• **DATA PROVIDED**
-=-=-
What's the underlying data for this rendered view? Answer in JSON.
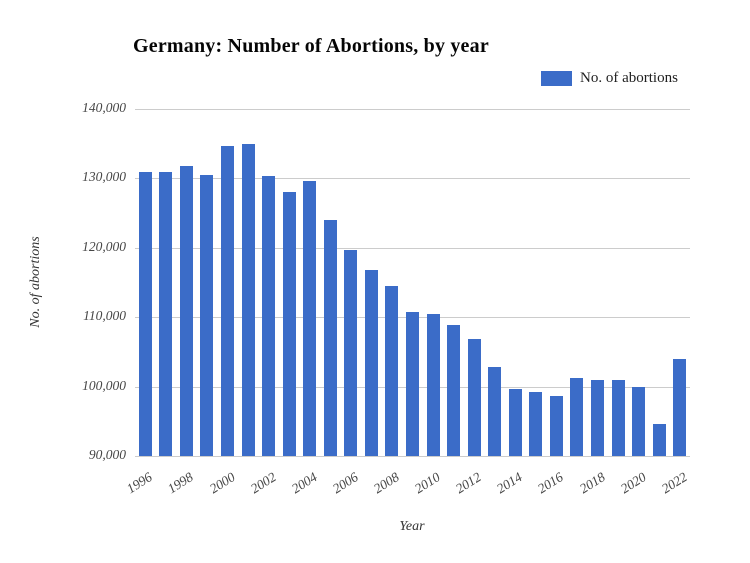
{
  "chart": {
    "title": "Germany: Number of Abortions, by year",
    "legend_label": "No. of abortions",
    "ylabel": "No. of abortions",
    "xlabel": "Year"
  },
  "colors": {
    "bar": "#3B6CC8",
    "gridline": "#CCCCCC",
    "title_text": "#050505",
    "tick_text": "#464646"
  },
  "chart_data": {
    "type": "bar",
    "title": "Germany: Number of Abortions, by year",
    "xlabel": "Year",
    "ylabel": "No. of abortions",
    "legend": [
      "No. of abortions"
    ],
    "legend_position": "top-right",
    "grid": true,
    "ylim": [
      90000,
      140000
    ],
    "y_tick_step": 10000,
    "y_tick_labels": [
      "90,000",
      "100,000",
      "110,000",
      "120,000",
      "130,000",
      "140,000"
    ],
    "x_tick_labels": [
      "1996",
      "1998",
      "2000",
      "2002",
      "2004",
      "2006",
      "2008",
      "2010",
      "2012",
      "2014",
      "2016",
      "2018",
      "2020",
      "2022"
    ],
    "categories": [
      1996,
      1997,
      1998,
      1999,
      2000,
      2001,
      2002,
      2003,
      2004,
      2005,
      2006,
      2007,
      2008,
      2009,
      2010,
      2011,
      2012,
      2013,
      2014,
      2015,
      2016,
      2017,
      2018,
      2019,
      2020,
      2021,
      2022
    ],
    "values": [
      130899,
      130890,
      131795,
      130471,
      134609,
      134964,
      130387,
      128030,
      129650,
      124023,
      119710,
      116871,
      114484,
      110694,
      110431,
      108867,
      106815,
      102802,
      99715,
      99237,
      98721,
      101209,
      100986,
      100893,
      99948,
      94596,
      103927
    ]
  }
}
-=-=-
• **TASK PROMPT**
Keep the pictures out of the copy and return the rest of the data above exactly.

• **SOLUTION TO THE EXERCISE**
What's the underlying data for this rendered view? Answer in JSON.
{
  "chart": {
    "title": "Germany: Number of Abortions, by year",
    "legend_label": "No. of abortions",
    "ylabel": "No. of abortions",
    "xlabel": "Year"
  },
  "colors": {
    "bar": "#3B6CC8",
    "gridline": "#CCCCCC",
    "title_text": "#050505",
    "tick_text": "#464646"
  },
  "chart_data": {
    "type": "bar",
    "title": "Germany: Number of Abortions, by year",
    "xlabel": "Year",
    "ylabel": "No. of abortions",
    "legend": [
      "No. of abortions"
    ],
    "legend_position": "top-right",
    "grid": true,
    "ylim": [
      90000,
      140000
    ],
    "y_tick_step": 10000,
    "y_tick_labels": [
      "90,000",
      "100,000",
      "110,000",
      "120,000",
      "130,000",
      "140,000"
    ],
    "x_tick_labels": [
      "1996",
      "1998",
      "2000",
      "2002",
      "2004",
      "2006",
      "2008",
      "2010",
      "2012",
      "2014",
      "2016",
      "2018",
      "2020",
      "2022"
    ],
    "categories": [
      1996,
      1997,
      1998,
      1999,
      2000,
      2001,
      2002,
      2003,
      2004,
      2005,
      2006,
      2007,
      2008,
      2009,
      2010,
      2011,
      2012,
      2013,
      2014,
      2015,
      2016,
      2017,
      2018,
      2019,
      2020,
      2021,
      2022
    ],
    "values": [
      130899,
      130890,
      131795,
      130471,
      134609,
      134964,
      130387,
      128030,
      129650,
      124023,
      119710,
      116871,
      114484,
      110694,
      110431,
      108867,
      106815,
      102802,
      99715,
      99237,
      98721,
      101209,
      100986,
      100893,
      99948,
      94596,
      103927
    ]
  }
}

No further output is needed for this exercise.